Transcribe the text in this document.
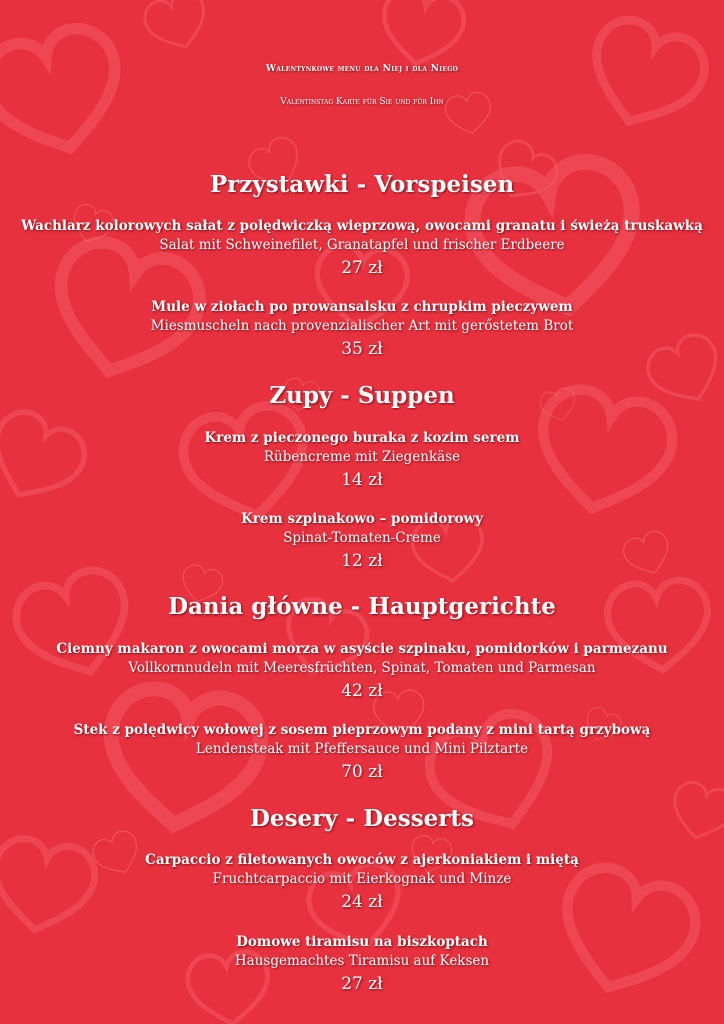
Walentynkowe menu dla Niej i dla Niego
Valentinstag Karte für Sie und für Ihn
Przystawki - Vorspeisen
Wachlarz kolorowych sałat z polędwiczką wieprzową, owocami granatu i świeżą truskawką
Salat mit Schweinefilet, Granatapfel und frischer Erdbeere
27 zł
Mule w ziołach po prowansalsku z chrupkim pieczywem
Miesmuscheln nach provenzialischer Art mit gerőstetem Brot
35 zł
Zupy - Suppen
Krem z pieczonego buraka z kozim serem
Rübencreme mit Ziegenkäse
14 zł
Krem szpinakowo – pomidorowy
Spinat-Tomaten-Creme
12 zł
Dania główne - Hauptgerichte
Ciemny makaron z owocami morza w asyście szpinaku, pomidorków i parmezanu
Vollkornnudeln mit Meeresfrüchten, Spinat, Tomaten und Parmesan
42 zł
Stek z polędwicy wołowej z sosem pieprzowym podany z mini tartą grzybową
Lendensteak mit Pfeffersauce und Mini Pilztarte
70 zł
Desery - Desserts
Carpaccio z filetowanych owoców z ajerkoniakiem i miętą
Fruchtcarpaccio mit Eierkognak und Minze
24 zł
Domowe tiramisu na biszkoptach
Hausgemachtes Tiramisu auf Keksen
27 zł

------------------------

Working from the lines above, reproduce the material exactly and exclude its pictures.

Transcribe the text in this document.
Walentynkowe menu dla Niej i dla Niego
Valentinstag Karte für Sie und für Ihn
Przystawki - Vorspeisen
Wachlarz kolorowych sałat z polędwiczką wieprzową, owocami granatu i świeżą truskawką
Salat mit Schweinefilet, Granatapfel und frischer Erdbeere
27 zł
Mule w ziołach po prowansalsku z chrupkim pieczywem
Miesmuscheln nach provenzialischer Art mit gerőstetem Brot
35 zł
Zupy - Suppen
Krem z pieczonego buraka z kozim serem
Rübencreme mit Ziegenkäse
14 zł
Krem szpinakowo – pomidorowy
Spinat-Tomaten-Creme
12 zł
Dania główne - Hauptgerichte
Ciemny makaron z owocami morza w asyście szpinaku, pomidorków i parmezanu
Vollkornnudeln mit Meeresfrüchten, Spinat, Tomaten und Parmesan
42 zł
Stek z polędwicy wołowej z sosem pieprzowym podany z mini tartą grzybową
Lendensteak mit Pfeffersauce und Mini Pilztarte
70 zł
Desery - Desserts
Carpaccio z filetowanych owoców z ajerkoniakiem i miętą
Fruchtcarpaccio mit Eierkognak und Minze
24 zł
Domowe tiramisu na biszkoptach
Hausgemachtes Tiramisu auf Keksen
27 zł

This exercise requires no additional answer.